**Records for this exercise:**
>> start

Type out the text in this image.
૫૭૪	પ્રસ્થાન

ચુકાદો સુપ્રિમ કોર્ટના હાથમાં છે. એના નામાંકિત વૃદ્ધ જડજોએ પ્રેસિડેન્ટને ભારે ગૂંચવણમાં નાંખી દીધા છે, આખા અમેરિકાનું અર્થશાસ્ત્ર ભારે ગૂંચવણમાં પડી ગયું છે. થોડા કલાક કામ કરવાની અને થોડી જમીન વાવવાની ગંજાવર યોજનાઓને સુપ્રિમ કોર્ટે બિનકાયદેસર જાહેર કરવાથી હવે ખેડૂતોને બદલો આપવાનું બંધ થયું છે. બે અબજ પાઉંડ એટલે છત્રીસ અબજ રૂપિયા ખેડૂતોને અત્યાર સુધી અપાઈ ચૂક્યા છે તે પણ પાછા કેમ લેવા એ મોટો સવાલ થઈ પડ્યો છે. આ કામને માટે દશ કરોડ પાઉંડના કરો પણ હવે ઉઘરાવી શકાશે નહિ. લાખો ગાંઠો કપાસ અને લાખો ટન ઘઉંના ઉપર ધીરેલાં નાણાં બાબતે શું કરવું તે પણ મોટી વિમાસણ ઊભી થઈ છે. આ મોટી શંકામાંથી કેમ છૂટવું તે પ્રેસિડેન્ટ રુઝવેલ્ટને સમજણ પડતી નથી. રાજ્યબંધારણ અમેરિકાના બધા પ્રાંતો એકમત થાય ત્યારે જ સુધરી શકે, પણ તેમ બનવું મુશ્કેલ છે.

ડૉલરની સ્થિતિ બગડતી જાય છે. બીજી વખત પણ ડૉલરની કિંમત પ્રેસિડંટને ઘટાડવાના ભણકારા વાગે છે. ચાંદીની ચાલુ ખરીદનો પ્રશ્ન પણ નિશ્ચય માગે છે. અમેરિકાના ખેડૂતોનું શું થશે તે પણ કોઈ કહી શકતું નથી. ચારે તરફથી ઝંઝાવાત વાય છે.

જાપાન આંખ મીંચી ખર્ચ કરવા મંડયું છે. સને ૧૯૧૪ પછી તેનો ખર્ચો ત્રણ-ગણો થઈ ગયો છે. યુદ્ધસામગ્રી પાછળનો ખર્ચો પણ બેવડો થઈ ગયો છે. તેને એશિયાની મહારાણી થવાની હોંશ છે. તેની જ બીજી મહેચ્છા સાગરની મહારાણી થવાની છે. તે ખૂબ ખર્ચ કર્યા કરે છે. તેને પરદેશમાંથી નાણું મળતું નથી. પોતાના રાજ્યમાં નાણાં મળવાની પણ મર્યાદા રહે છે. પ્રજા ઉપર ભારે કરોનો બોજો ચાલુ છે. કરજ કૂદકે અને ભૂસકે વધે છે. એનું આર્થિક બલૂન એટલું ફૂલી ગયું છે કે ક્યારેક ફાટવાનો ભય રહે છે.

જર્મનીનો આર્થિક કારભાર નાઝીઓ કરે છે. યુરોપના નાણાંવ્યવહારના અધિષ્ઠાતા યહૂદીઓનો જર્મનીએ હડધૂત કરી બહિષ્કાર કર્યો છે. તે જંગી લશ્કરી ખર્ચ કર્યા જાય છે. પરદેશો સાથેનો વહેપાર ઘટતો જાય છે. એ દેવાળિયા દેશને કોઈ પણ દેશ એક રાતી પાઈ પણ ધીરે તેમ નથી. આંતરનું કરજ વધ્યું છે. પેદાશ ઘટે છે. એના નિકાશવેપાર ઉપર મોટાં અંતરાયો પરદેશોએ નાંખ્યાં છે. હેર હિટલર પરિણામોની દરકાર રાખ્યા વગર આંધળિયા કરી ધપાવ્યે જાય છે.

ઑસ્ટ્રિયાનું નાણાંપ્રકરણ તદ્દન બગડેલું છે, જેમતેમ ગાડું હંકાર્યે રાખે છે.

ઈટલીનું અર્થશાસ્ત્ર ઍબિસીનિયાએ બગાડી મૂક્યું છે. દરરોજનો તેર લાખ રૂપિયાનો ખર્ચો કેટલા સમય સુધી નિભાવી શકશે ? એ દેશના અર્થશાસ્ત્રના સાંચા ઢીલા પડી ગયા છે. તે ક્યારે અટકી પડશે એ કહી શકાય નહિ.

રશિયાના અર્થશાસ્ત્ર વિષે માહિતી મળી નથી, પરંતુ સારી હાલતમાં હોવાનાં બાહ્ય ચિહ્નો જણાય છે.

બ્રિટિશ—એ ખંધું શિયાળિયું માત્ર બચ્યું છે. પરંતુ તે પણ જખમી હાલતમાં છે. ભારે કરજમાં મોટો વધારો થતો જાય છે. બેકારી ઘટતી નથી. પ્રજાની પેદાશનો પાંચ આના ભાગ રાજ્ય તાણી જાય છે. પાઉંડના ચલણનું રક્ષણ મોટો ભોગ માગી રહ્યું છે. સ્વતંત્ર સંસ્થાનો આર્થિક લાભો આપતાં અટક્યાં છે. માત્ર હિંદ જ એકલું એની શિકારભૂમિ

>> end

**Required work:** From the listing above, reproduce all the lines exactly.

**The solution:**
Type out the text in this image.
૫૭૪	પ્રસ્થાન

ચુકાદો સુપ્રિમ કોર્ટના હાથમાં છે. એના નામાંકિત વૃદ્ધ જડજોએ પ્રેસિડેન્ટને ભારે ગૂંચવણમાં નાંખી દીધા છે, આખા અમેરિકાનું અર્થશાસ્ત્ર ભારે ગૂંચવણમાં પડી ગયું છે. થોડા કલાક કામ કરવાની અને થોડી જમીન વાવવાની ગંજાવર યોજનાઓને સુપ્રિમ કોર્ટે બિનકાયદેસર જાહેર કરવાથી હવે ખેડૂતોને બદલો આપવાનું બંધ થયું છે. બે અબજ પાઉંડ એટલે છત્રીસ અબજ રૂપિયા ખેડૂતોને અત્યાર સુધી અપાઈ ચૂક્યા છે તે પણ પાછા કેમ લેવા એ મોટો સવાલ થઈ પડ્યો છે. આ કામને માટે દશ કરોડ પાઉંડના કરો પણ હવે ઉઘરાવી શકાશે નહિ. લાખો ગાંઠો કપાસ અને લાખો ટન ઘઉંના ઉપર ધીરેલાં નાણાં બાબતે શું કરવું તે પણ મોટી વિમાસણ ઊભી થઈ છે. આ મોટી શંકામાંથી કેમ છૂટવું તે પ્રેસિડેન્ટ રુઝવેલ્ટને સમજણ પડતી નથી. રાજ્યબંધારણ અમેરિકાના બધા પ્રાંતો એકમત થાય ત્યારે જ સુધરી શકે, પણ તેમ બનવું મુશ્કેલ છે.

ડૉલરની સ્થિતિ બગડતી જાય છે. બીજી વખત પણ ડૉલરની કિંમત પ્રેસિડંટને ઘટાડવાના ભણકારા વાગે છે. ચાંદીની ચાલુ ખરીદનો પ્રશ્ન પણ નિશ્ચય માગે છે. અમેરિકાના ખેડૂતોનું શું થશે તે પણ કોઈ કહી શકતું નથી. ચારે તરફથી ઝંઝાવાત વાય છે.

જાપાન આંખ મીંચી ખર્ચ કરવા મંડયું છે. સને ૧૯૧૪ પછી તેનો ખર્ચો ત્રણ-ગણો થઈ ગયો છે. યુદ્ધસામગ્રી પાછળનો ખર્ચો પણ બેવડો થઈ ગયો છે. તેને એશિયાની મહારાણી થવાની હોંશ છે. તેની જ બીજી મહેચ્છા સાગરની મહારાણી થવાની છે. તે ખૂબ ખર્ચ કર્યા કરે છે. તેને પરદેશમાંથી નાણું મળતું નથી. પોતાના રાજ્યમાં નાણાં મળવાની પણ મર્યાદા રહે છે. પ્રજા ઉપર ભારે કરોનો બોજો ચાલુ છે. કરજ કૂદકે અને ભૂસકે વધે છે. એનું આર્થિક બલૂન એટલું ફૂલી ગયું છે કે ક્યારેક ફાટવાનો ભય રહે છે.

જર્મનીનો આર્થિક કારભાર નાઝીઓ કરે છે. યુરોપના નાણાંવ્યવહારના અધિષ્ઠાતા યહૂદીઓનો જર્મનીએ હડધૂત કરી બહિષ્કાર કર્યો છે. તે જંગી લશ્કરી ખર્ચ કર્યા જાય છે. પરદેશો સાથેનો વહેપાર ઘટતો જાય છે. એ દેવાળિયા દેશને કોઈ પણ દેશ એક રાતી પાઈ પણ ધીરે તેમ નથી. આંતરનું કરજ વધ્યું છે. પેદાશ ઘટે છે. એના નિકાશવેપાર ઉપર મોટાં અંતરાયો પરદેશોએ નાંખ્યાં છે. હેર હિટલર પરિણામોની દરકાર રાખ્યા વગર આંધળિયા કરી ધપાવ્યે જાય છે.

ઑસ્ટ્રિયાનું નાણાંપ્રકરણ તદ્દન બગડેલું છે, જેમતેમ ગાડું હંકાર્યે રાખે છે.

ઈટલીનું અર્થશાસ્ત્ર ઍબિસીનિયાએ બગાડી મૂક્યું છે. દરરોજનો તેર લાખ રૂપિયાનો ખર્ચો કેટલા સમય સુધી નિભાવી શકશે ? એ દેશના અર્થશાસ્ત્રના સાંચા ઢીલા પડી ગયા છે. તે ક્યારે અટકી પડશે એ કહી શકાય નહિ.

રશિયાના અર્થશાસ્ત્ર વિષે માહિતી મળી નથી, પરંતુ સારી હાલતમાં હોવાનાં બાહ્ય ચિહ્નો જણાય છે.

બ્રિટિશ—એ ખંધું શિયાળિયું માત્ર બચ્યું છે. પરંતુ તે પણ જખમી હાલતમાં છે. ભારે કરજમાં મોટો વધારો થતો જાય છે. બેકારી ઘટતી નથી. પ્રજાની પેદાશનો પાંચ આના ભાગ રાજ્ય તાણી જાય છે. પાઉંડના ચલણનું રક્ષણ મોટો ભોગ માગી રહ્યું છે. સ્વતંત્ર સંસ્થાનો આર્થિક લાભો આપતાં અટક્યાં છે. માત્ર હિંદ જ એકલું એની શિકારભૂમિ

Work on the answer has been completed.